SHORT PROBLEM -
Take the line with "Enumerate this screenshot's" and every line after it, through the end of the listing, and give them again exactly, pictures excluded.

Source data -
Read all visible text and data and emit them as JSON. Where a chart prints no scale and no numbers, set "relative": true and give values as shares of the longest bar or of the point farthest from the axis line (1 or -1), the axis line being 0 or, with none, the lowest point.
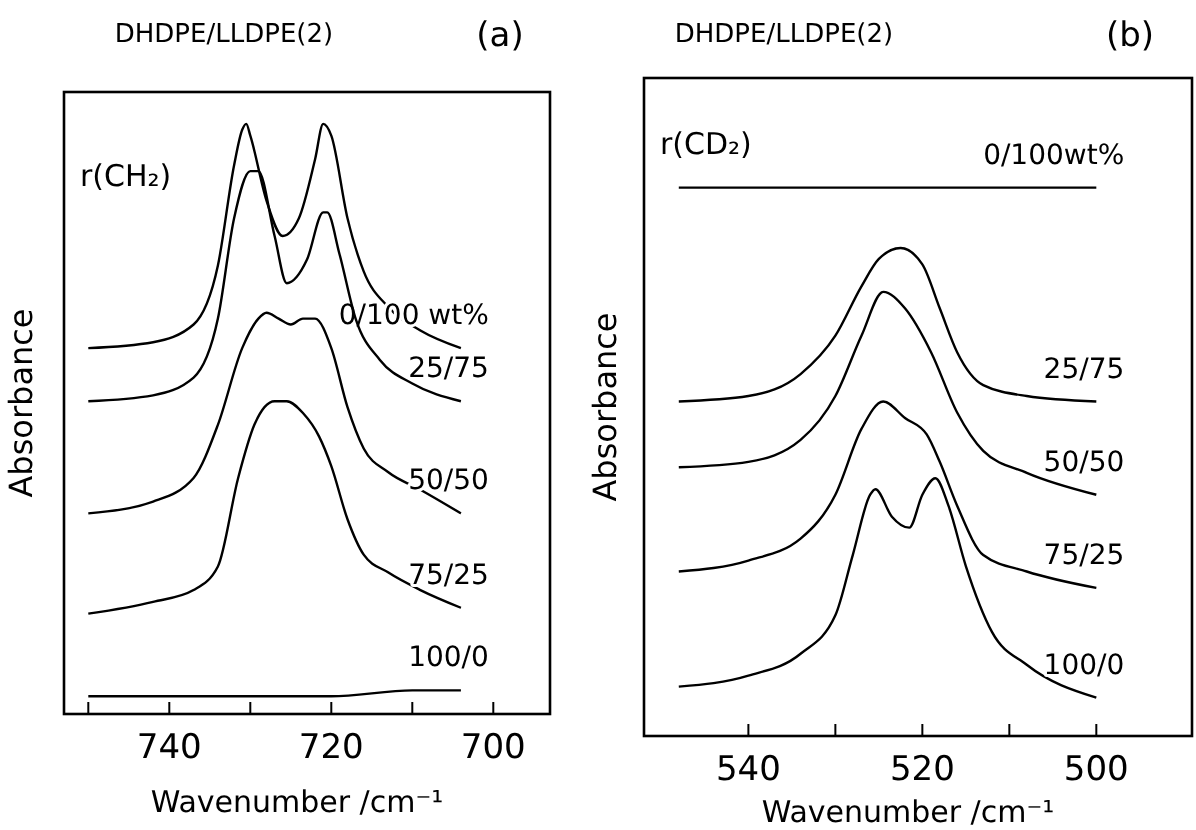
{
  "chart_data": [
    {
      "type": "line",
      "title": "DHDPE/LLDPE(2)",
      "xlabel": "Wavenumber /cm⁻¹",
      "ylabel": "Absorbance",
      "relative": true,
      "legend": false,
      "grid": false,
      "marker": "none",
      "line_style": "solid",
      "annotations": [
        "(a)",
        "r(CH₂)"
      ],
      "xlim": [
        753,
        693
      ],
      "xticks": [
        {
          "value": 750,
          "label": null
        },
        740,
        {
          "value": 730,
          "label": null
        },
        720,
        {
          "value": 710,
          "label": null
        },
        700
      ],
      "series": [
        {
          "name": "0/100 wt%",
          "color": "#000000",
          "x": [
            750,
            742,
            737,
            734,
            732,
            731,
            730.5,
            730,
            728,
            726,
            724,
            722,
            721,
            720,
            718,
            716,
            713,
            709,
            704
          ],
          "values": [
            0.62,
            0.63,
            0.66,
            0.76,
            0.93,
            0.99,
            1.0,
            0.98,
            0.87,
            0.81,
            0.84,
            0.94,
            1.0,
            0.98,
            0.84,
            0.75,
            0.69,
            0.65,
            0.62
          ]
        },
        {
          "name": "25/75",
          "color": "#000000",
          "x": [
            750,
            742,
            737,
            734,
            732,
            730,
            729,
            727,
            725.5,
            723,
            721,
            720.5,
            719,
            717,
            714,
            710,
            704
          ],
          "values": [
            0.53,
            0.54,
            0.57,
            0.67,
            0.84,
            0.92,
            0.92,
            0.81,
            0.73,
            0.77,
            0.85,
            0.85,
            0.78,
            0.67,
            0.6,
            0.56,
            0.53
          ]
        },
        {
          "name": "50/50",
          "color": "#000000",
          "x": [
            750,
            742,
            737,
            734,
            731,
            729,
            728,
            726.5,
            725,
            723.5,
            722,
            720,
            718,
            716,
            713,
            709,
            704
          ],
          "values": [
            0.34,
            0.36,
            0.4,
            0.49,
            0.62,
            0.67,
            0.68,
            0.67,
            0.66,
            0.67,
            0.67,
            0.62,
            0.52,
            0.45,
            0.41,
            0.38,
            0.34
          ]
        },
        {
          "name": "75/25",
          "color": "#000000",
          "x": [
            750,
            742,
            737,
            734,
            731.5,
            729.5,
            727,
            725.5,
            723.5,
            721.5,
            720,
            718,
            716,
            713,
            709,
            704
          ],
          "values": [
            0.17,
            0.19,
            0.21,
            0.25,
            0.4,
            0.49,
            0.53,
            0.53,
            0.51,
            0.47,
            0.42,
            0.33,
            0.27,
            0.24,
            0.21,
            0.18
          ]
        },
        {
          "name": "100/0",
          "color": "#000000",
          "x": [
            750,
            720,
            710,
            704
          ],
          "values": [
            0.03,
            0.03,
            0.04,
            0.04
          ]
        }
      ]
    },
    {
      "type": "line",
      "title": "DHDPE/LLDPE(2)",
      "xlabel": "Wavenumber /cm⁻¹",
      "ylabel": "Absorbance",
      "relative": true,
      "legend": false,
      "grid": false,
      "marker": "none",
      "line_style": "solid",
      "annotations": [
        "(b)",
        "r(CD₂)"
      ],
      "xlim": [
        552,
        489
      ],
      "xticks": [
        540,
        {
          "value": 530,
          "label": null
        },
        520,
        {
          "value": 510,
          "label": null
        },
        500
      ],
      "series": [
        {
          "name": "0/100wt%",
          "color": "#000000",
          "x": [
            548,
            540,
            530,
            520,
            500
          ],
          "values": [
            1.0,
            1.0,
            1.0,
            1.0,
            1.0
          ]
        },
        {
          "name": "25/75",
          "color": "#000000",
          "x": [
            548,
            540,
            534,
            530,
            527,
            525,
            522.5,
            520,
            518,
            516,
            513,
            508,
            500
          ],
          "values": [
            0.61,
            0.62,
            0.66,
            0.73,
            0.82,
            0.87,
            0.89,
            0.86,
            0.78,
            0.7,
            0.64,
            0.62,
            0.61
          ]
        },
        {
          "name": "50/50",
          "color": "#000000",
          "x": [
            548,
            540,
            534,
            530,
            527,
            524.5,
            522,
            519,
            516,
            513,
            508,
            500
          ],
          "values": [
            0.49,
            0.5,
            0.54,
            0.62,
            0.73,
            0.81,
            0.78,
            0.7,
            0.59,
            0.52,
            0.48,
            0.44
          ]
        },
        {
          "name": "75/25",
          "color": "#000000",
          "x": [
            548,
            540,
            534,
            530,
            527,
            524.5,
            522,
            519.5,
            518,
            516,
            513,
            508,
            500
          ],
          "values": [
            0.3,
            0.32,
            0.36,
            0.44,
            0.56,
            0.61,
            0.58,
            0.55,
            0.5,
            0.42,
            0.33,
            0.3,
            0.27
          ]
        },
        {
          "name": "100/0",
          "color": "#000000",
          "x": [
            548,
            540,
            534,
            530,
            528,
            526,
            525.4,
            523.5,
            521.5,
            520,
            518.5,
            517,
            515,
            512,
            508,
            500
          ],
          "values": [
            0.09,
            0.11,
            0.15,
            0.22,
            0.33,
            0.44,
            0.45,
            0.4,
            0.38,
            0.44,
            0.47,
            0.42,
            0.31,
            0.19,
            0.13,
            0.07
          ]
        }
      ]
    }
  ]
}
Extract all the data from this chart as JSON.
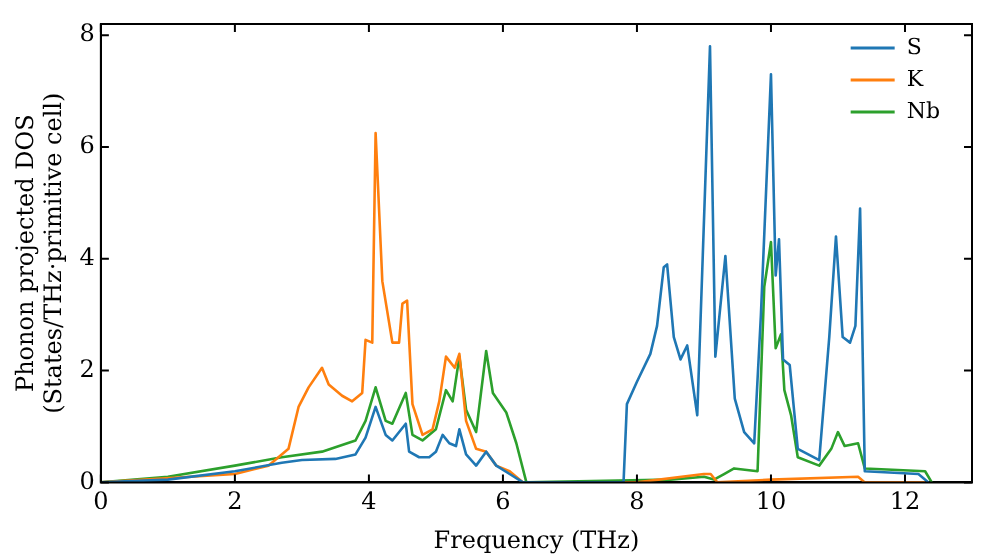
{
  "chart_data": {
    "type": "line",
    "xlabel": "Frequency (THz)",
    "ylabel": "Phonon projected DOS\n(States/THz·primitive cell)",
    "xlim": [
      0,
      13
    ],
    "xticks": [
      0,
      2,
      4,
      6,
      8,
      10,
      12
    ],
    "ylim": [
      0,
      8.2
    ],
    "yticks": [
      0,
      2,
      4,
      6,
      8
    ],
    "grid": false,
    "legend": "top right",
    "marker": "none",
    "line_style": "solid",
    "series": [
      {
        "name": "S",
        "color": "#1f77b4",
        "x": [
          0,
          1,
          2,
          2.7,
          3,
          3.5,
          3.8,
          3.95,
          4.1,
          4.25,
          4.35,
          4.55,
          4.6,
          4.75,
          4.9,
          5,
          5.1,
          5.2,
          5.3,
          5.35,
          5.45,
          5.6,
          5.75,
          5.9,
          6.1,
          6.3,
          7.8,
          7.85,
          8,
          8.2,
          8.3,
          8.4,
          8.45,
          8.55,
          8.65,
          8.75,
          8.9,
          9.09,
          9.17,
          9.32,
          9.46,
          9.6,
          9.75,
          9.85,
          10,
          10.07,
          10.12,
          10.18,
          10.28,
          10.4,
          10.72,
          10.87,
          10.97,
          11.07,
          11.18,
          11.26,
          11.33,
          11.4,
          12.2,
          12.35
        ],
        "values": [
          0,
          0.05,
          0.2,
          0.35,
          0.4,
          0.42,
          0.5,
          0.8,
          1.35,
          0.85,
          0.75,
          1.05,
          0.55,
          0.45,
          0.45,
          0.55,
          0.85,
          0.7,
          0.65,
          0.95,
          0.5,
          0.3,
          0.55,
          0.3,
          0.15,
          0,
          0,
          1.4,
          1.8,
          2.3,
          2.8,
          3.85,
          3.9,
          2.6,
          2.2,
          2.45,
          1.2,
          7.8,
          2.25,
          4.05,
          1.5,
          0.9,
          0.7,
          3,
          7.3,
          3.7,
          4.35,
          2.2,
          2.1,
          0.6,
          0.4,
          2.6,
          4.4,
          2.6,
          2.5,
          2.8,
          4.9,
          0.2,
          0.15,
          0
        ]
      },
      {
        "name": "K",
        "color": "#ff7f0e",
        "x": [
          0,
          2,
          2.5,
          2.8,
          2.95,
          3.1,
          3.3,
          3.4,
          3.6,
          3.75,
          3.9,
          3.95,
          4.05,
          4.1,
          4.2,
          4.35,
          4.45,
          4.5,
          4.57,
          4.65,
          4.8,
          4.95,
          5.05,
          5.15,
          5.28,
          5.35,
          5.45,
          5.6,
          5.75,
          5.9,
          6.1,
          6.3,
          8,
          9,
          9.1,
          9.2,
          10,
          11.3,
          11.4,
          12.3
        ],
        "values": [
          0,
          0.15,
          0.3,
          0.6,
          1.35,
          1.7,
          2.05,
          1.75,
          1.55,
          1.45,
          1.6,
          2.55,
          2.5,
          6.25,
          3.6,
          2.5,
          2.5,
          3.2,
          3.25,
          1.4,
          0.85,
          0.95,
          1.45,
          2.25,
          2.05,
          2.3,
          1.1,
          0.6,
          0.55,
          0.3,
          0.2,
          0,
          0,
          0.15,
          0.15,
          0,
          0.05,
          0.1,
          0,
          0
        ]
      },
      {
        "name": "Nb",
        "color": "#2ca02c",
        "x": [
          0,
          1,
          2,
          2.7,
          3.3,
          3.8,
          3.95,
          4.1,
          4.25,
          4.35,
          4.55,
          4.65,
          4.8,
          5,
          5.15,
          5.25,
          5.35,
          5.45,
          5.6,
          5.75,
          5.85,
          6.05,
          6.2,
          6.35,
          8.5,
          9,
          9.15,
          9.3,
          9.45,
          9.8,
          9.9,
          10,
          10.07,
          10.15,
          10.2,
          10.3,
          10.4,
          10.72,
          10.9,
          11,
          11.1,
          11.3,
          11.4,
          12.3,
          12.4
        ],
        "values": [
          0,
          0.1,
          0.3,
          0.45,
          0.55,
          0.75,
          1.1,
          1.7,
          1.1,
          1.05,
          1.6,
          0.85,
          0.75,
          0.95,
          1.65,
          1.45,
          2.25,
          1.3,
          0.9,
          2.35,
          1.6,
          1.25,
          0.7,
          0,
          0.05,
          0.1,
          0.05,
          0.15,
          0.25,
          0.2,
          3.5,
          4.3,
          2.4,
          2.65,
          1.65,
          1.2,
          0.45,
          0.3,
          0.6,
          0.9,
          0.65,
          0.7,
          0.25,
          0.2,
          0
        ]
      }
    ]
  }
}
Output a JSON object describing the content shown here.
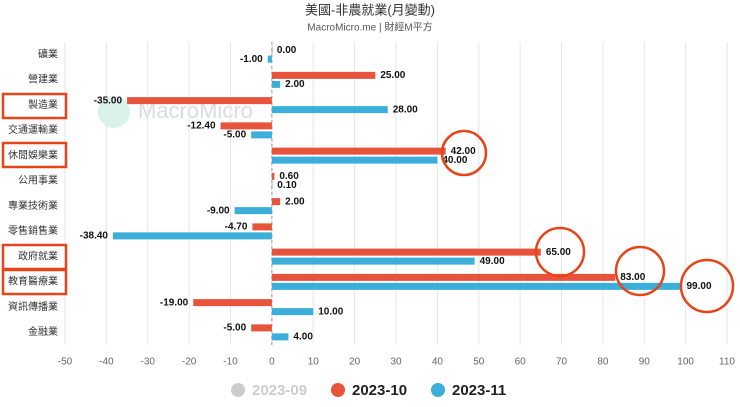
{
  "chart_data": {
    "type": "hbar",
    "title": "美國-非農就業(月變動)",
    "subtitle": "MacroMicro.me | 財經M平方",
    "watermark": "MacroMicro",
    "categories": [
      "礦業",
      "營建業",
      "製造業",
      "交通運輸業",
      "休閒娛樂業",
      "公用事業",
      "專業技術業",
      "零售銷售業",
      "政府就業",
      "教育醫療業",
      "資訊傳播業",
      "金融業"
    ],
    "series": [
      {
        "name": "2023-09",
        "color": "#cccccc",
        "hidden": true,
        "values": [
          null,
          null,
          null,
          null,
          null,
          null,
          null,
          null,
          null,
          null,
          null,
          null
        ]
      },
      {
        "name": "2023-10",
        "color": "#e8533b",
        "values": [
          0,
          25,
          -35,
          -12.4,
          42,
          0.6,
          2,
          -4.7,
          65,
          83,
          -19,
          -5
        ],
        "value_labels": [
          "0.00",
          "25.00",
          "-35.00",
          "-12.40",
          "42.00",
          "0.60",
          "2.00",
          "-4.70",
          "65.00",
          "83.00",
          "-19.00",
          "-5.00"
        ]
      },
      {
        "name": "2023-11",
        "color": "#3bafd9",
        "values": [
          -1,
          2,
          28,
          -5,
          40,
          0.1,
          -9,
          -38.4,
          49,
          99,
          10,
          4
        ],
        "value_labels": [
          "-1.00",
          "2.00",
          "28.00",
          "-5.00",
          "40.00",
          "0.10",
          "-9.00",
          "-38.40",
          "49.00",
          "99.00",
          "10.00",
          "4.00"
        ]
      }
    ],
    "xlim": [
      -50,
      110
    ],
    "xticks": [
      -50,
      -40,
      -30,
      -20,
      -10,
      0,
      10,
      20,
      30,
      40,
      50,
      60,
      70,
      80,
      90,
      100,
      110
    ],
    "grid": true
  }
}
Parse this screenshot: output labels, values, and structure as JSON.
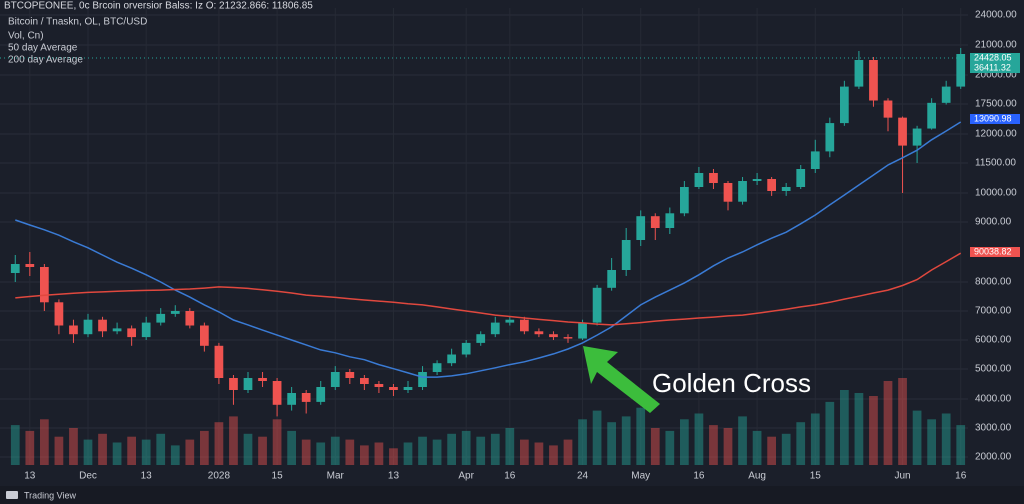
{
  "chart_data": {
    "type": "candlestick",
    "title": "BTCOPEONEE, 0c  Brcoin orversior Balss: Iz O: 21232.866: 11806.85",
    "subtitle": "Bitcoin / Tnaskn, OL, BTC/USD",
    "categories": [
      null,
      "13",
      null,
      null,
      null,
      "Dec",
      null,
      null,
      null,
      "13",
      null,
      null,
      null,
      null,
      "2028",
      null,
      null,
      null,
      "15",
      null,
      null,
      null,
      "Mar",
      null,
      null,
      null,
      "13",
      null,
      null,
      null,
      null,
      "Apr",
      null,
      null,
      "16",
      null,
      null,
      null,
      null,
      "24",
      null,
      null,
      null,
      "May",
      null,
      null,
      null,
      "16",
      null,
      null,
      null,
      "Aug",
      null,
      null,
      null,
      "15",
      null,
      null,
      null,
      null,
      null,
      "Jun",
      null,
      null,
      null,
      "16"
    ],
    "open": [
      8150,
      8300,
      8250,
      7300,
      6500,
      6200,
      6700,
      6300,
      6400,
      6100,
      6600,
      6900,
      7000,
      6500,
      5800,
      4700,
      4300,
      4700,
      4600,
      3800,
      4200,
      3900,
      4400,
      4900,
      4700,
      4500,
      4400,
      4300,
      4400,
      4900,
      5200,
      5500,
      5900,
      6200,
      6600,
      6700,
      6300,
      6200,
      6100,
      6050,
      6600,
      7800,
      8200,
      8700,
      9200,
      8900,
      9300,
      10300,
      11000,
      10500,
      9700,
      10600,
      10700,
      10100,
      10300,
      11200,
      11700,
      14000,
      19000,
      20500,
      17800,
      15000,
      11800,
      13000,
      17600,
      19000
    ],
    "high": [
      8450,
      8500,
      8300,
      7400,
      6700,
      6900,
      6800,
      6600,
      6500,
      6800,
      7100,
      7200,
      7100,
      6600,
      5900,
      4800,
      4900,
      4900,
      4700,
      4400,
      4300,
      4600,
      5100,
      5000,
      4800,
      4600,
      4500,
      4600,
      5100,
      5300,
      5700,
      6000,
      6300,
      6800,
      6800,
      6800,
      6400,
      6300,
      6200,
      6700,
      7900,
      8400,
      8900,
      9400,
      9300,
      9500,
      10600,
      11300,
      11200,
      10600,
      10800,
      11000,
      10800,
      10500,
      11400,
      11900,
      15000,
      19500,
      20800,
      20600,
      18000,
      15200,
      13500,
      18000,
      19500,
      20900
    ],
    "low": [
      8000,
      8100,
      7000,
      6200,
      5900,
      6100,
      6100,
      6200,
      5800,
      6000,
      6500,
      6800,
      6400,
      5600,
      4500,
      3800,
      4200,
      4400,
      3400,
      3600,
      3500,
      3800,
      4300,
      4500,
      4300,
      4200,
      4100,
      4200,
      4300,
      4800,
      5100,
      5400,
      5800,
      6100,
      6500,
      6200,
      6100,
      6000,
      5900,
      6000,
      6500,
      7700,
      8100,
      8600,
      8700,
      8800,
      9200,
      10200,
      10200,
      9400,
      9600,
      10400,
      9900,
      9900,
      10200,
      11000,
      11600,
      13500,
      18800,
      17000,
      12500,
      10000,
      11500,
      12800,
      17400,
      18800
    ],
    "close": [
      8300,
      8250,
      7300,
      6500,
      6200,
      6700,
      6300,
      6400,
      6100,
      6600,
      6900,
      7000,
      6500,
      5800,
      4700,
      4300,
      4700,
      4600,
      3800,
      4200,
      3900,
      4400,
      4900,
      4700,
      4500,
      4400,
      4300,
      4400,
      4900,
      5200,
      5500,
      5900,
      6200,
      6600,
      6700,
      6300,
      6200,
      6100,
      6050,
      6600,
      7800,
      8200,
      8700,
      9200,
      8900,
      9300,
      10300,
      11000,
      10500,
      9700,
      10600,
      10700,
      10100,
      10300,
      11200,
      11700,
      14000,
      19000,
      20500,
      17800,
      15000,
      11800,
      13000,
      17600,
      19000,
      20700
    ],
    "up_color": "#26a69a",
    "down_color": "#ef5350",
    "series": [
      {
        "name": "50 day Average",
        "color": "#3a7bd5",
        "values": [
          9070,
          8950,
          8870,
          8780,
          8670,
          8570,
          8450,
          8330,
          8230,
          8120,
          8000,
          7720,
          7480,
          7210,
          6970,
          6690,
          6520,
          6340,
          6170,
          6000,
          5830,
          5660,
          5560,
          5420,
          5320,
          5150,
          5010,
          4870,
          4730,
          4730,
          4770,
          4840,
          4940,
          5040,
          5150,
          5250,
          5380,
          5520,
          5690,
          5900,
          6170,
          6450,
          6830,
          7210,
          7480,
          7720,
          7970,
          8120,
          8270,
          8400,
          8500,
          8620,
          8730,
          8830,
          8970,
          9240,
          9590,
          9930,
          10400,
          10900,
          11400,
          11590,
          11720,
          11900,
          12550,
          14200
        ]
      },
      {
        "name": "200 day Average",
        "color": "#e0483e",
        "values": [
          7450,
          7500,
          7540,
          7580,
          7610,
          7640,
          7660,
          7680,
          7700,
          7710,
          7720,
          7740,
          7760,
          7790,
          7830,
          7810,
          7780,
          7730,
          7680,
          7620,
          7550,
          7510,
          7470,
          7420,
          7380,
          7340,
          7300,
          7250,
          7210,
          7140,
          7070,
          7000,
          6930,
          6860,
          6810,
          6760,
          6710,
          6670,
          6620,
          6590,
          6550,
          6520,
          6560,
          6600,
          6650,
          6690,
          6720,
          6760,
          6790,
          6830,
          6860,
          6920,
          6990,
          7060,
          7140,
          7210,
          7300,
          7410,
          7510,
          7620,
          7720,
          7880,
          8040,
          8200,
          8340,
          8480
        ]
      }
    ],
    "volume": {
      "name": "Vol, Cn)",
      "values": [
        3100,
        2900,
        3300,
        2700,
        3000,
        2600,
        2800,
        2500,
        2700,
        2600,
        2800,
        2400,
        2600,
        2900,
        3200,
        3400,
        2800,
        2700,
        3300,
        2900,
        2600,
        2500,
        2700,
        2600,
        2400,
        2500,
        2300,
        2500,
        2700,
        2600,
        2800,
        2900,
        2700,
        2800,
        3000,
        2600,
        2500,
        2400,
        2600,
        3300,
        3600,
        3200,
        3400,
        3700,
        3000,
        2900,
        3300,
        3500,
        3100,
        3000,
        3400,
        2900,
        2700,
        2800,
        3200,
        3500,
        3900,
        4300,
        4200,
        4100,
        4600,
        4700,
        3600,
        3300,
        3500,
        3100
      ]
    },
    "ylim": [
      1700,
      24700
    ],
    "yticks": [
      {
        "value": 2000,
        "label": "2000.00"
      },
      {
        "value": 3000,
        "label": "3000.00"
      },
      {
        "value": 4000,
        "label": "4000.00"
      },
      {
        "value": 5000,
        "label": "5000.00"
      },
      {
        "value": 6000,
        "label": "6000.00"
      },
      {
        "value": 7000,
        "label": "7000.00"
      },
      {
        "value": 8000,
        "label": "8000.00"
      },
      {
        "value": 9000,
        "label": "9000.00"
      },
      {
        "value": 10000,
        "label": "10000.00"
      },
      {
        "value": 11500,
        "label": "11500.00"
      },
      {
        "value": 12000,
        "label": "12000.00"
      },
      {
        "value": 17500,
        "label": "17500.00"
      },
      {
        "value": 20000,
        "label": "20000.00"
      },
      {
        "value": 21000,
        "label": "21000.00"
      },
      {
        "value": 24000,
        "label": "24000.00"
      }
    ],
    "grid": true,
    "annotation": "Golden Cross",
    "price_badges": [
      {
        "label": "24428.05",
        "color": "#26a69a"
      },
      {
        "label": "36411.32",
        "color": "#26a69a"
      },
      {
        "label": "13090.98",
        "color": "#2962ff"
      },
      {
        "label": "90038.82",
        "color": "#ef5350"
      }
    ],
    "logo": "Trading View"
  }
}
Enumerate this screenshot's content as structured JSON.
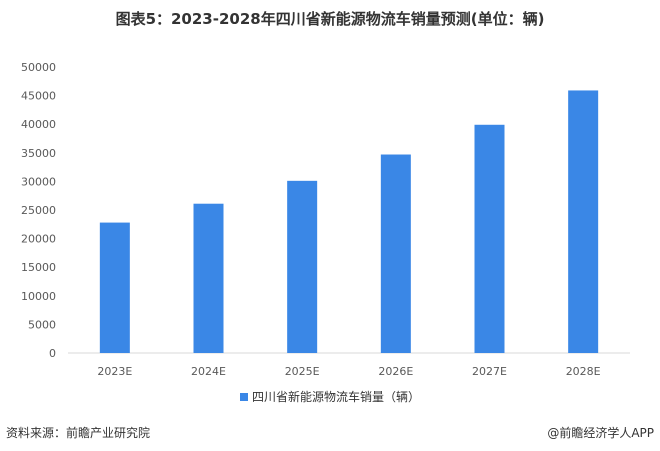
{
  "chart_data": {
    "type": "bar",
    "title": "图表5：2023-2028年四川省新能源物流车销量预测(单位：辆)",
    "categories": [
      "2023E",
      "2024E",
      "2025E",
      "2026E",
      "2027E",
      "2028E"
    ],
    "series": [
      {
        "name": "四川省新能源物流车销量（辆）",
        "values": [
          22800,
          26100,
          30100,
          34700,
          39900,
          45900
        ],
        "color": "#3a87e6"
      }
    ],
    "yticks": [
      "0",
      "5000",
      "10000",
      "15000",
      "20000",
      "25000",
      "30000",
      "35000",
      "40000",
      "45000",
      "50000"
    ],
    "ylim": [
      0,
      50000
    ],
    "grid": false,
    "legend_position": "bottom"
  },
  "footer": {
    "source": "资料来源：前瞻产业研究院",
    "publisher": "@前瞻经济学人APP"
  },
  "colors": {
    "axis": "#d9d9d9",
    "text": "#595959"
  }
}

THE ANSWER -
Enumerate this screenshot's content as structured JSON.
{
  "chart_data": {
    "type": "bar",
    "title": "图表5：2023-2028年四川省新能源物流车销量预测(单位：辆)",
    "categories": [
      "2023E",
      "2024E",
      "2025E",
      "2026E",
      "2027E",
      "2028E"
    ],
    "series": [
      {
        "name": "四川省新能源物流车销量（辆）",
        "values": [
          22800,
          26100,
          30100,
          34700,
          39900,
          45900
        ],
        "color": "#3a87e6"
      }
    ],
    "yticks": [
      "0",
      "5000",
      "10000",
      "15000",
      "20000",
      "25000",
      "30000",
      "35000",
      "40000",
      "45000",
      "50000"
    ],
    "ylim": [
      0,
      50000
    ],
    "grid": false,
    "legend_position": "bottom"
  },
  "footer": {
    "source": "资料来源：前瞻产业研究院",
    "publisher": "@前瞻经济学人APP"
  },
  "colors": {
    "axis": "#d9d9d9",
    "text": "#595959"
  }
}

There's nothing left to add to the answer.